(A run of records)
==================================================

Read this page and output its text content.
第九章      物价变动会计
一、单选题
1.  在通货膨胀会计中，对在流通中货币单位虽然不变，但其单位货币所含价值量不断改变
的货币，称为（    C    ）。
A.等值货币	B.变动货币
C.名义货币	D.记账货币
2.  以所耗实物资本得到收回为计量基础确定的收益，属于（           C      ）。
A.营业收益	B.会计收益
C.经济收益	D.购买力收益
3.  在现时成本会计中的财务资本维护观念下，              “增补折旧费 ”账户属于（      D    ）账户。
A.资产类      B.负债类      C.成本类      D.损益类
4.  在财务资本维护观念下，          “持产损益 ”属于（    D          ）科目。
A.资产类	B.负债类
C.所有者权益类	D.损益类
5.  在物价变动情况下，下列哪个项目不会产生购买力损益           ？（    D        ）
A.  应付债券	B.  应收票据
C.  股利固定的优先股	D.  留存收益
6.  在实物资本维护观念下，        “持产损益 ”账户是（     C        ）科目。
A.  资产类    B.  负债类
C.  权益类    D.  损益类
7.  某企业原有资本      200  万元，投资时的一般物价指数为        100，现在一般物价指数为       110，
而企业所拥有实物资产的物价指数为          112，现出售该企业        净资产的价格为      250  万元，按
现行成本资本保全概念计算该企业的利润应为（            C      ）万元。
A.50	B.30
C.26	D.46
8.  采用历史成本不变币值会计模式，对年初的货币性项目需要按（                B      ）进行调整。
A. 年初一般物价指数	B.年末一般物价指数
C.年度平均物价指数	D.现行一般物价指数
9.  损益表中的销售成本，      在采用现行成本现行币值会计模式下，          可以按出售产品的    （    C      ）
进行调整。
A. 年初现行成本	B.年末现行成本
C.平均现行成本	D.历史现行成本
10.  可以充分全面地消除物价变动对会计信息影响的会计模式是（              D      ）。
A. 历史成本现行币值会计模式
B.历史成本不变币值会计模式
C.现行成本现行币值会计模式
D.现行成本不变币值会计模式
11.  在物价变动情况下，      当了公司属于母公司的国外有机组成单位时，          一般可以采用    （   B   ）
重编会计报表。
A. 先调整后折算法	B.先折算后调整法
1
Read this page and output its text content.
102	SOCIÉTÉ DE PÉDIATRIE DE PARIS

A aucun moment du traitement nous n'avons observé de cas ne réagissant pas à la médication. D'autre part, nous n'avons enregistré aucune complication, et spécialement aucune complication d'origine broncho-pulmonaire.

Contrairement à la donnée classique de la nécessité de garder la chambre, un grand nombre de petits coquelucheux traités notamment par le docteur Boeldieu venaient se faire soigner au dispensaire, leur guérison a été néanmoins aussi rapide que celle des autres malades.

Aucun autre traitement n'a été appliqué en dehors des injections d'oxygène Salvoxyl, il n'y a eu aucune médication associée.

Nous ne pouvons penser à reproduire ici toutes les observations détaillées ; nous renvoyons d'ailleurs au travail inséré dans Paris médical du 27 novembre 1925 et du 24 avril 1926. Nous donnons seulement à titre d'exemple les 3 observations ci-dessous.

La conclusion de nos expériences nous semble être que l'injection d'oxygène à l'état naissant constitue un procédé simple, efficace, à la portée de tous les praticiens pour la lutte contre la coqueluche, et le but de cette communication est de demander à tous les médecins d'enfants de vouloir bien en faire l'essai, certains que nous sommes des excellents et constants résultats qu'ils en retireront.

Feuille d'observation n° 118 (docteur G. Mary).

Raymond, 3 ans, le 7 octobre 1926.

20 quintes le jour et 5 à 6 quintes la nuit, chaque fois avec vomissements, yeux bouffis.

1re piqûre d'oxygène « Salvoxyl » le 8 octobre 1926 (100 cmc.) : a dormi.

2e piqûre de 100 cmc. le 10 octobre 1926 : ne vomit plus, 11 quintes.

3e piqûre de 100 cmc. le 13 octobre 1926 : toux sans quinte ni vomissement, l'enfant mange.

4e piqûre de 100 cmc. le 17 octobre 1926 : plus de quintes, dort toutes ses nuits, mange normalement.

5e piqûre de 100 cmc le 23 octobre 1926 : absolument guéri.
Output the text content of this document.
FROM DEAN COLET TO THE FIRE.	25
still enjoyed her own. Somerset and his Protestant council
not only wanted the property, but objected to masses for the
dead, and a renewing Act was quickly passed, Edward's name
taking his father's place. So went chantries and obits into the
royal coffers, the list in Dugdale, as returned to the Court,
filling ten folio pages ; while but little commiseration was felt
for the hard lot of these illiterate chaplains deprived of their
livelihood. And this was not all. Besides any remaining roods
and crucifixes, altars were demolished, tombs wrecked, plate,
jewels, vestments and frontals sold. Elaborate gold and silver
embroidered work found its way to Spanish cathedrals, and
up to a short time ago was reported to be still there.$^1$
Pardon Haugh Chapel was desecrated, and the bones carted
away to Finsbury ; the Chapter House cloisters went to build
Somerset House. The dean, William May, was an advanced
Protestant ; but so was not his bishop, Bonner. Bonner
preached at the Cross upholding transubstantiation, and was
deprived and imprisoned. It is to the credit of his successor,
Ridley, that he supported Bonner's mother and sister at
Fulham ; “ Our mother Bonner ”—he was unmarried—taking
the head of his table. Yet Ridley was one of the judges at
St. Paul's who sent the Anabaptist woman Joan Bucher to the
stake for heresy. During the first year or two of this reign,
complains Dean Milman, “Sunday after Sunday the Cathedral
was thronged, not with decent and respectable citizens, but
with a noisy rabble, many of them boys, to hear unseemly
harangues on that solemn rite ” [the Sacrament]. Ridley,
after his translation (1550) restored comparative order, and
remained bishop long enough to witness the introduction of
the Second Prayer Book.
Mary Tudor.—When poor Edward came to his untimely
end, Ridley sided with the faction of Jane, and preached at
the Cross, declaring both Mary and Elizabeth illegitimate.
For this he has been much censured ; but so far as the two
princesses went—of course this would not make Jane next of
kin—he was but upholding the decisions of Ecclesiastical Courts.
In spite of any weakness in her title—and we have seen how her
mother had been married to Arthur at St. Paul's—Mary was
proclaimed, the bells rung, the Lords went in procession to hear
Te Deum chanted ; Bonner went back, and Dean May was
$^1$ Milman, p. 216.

==================================================

→ **TASK GOAL**: Copy every line verbatim.

→ **ANSWER TO THIS TASK**:
Read this page and output its text content.
第九章      物价变动会计
一、单选题
1.  在通货膨胀会计中，对在流通中货币单位虽然不变，但其单位货币所含价值量不断改变
的货币，称为（    C    ）。
A.等值货币	B.变动货币
C.名义货币	D.记账货币
2.  以所耗实物资本得到收回为计量基础确定的收益，属于（           C      ）。
A.营业收益	B.会计收益
C.经济收益	D.购买力收益
3.  在现时成本会计中的财务资本维护观念下，              “增补折旧费 ”账户属于（      D    ）账户。
A.资产类      B.负债类      C.成本类      D.损益类
4.  在财务资本维护观念下，          “持产损益 ”属于（    D          ）科目。
A.资产类	B.负债类
C.所有者权益类	D.损益类
5.  在物价变动情况下，下列哪个项目不会产生购买力损益           ？（    D        ）
A.  应付债券	B.  应收票据
C.  股利固定的优先股	D.  留存收益
6.  在实物资本维护观念下，        “持产损益 ”账户是（     C        ）科目。
A.  资产类    B.  负债类
C.  权益类    D.  损益类
7.  某企业原有资本      200  万元，投资时的一般物价指数为        100，现在一般物价指数为       110，
而企业所拥有实物资产的物价指数为          112，现出售该企业        净资产的价格为      250  万元，按
现行成本资本保全概念计算该企业的利润应为（            C      ）万元。
A.50	B.30
C.26	D.46
8.  采用历史成本不变币值会计模式，对年初的货币性项目需要按（                B      ）进行调整。
A. 年初一般物价指数	B.年末一般物价指数
C.年度平均物价指数	D.现行一般物价指数
9.  损益表中的销售成本，      在采用现行成本现行币值会计模式下，          可以按出售产品的    （    C      ）
进行调整。
A. 年初现行成本	B.年末现行成本
C.平均现行成本	D.历史现行成本
10.  可以充分全面地消除物价变动对会计信息影响的会计模式是（              D      ）。
A. 历史成本现行币值会计模式
B.历史成本不变币值会计模式
C.现行成本现行币值会计模式
D.现行成本不变币值会计模式
11.  在物价变动情况下，      当了公司属于母公司的国外有机组成单位时，          一般可以采用    （   B   ）
重编会计报表。
A. 先调整后折算法	B.先折算后调整法
1
Read this page and output its text content.
102	SOCIÉTÉ DE PÉDIATRIE DE PARIS

A aucun moment du traitement nous n'avons observé de cas ne réagissant pas à la médication. D'autre part, nous n'avons enregistré aucune complication, et spécialement aucune complication d'origine broncho-pulmonaire.

Contrairement à la donnée classique de la nécessité de garder la chambre, un grand nombre de petits coquelucheux traités notamment par le docteur Boeldieu venaient se faire soigner au dispensaire, leur guérison a été néanmoins aussi rapide que celle des autres malades.

Aucun autre traitement n'a été appliqué en dehors des injections d'oxygène Salvoxyl, il n'y a eu aucune médication associée.

Nous ne pouvons penser à reproduire ici toutes les observations détaillées ; nous renvoyons d'ailleurs au travail inséré dans Paris médical du 27 novembre 1925 et du 24 avril 1926. Nous donnons seulement à titre d'exemple les 3 observations ci-dessous.

La conclusion de nos expériences nous semble être que l'injection d'oxygène à l'état naissant constitue un procédé simple, efficace, à la portée de tous les praticiens pour la lutte contre la coqueluche, et le but de cette communication est de demander à tous les médecins d'enfants de vouloir bien en faire l'essai, certains que nous sommes des excellents et constants résultats qu'ils en retireront.

Feuille d'observation n° 118 (docteur G. Mary).

Raymond, 3 ans, le 7 octobre 1926.

20 quintes le jour et 5 à 6 quintes la nuit, chaque fois avec vomissements, yeux bouffis.

1re piqûre d'oxygène « Salvoxyl » le 8 octobre 1926 (100 cmc.) : a dormi.

2e piqûre de 100 cmc. le 10 octobre 1926 : ne vomit plus, 11 quintes.

3e piqûre de 100 cmc. le 13 octobre 1926 : toux sans quinte ni vomissement, l'enfant mange.

4e piqûre de 100 cmc. le 17 octobre 1926 : plus de quintes, dort toutes ses nuits, mange normalement.

5e piqûre de 100 cmc le 23 octobre 1926 : absolument guéri.
Output the text content of this document.
FROM DEAN COLET TO THE FIRE.	25
still enjoyed her own. Somerset and his Protestant council
not only wanted the property, but objected to masses for the
dead, and a renewing Act was quickly passed, Edward's name
taking his father's place. So went chantries and obits into the
royal coffers, the list in Dugdale, as returned to the Court,
filling ten folio pages ; while but little commiseration was felt
for the hard lot of these illiterate chaplains deprived of their
livelihood. And this was not all. Besides any remaining roods
and crucifixes, altars were demolished, tombs wrecked, plate,
jewels, vestments and frontals sold. Elaborate gold and silver
embroidered work found its way to Spanish cathedrals, and
up to a short time ago was reported to be still there.$^1$
Pardon Haugh Chapel was desecrated, and the bones carted
away to Finsbury ; the Chapter House cloisters went to build
Somerset House. The dean, William May, was an advanced
Protestant ; but so was not his bishop, Bonner. Bonner
preached at the Cross upholding transubstantiation, and was
deprived and imprisoned. It is to the credit of his successor,
Ridley, that he supported Bonner's mother and sister at
Fulham ; “ Our mother Bonner ”—he was unmarried—taking
the head of his table. Yet Ridley was one of the judges at
St. Paul's who sent the Anabaptist woman Joan Bucher to the
stake for heresy. During the first year or two of this reign,
complains Dean Milman, “Sunday after Sunday the Cathedral
was thronged, not with decent and respectable citizens, but
with a noisy rabble, many of them boys, to hear unseemly
harangues on that solemn rite ” [the Sacrament]. Ridley,
after his translation (1550) restored comparative order, and
remained bishop long enough to witness the introduction of
the Second Prayer Book.
Mary Tudor.—When poor Edward came to his untimely
end, Ridley sided with the faction of Jane, and preached at
the Cross, declaring both Mary and Elizabeth illegitimate.
For this he has been much censured ; but so far as the two
princesses went—of course this would not make Jane next of
kin—he was but upholding the decisions of Ecclesiastical Courts.
In spite of any weakness in her title—and we have seen how her
mother had been married to Arthur at St. Paul's—Mary was
proclaimed, the bells rung, the Lords went in procession to hear
Te Deum chanted ; Bonner went back, and Dean May was
$^1$ Milman, p. 216.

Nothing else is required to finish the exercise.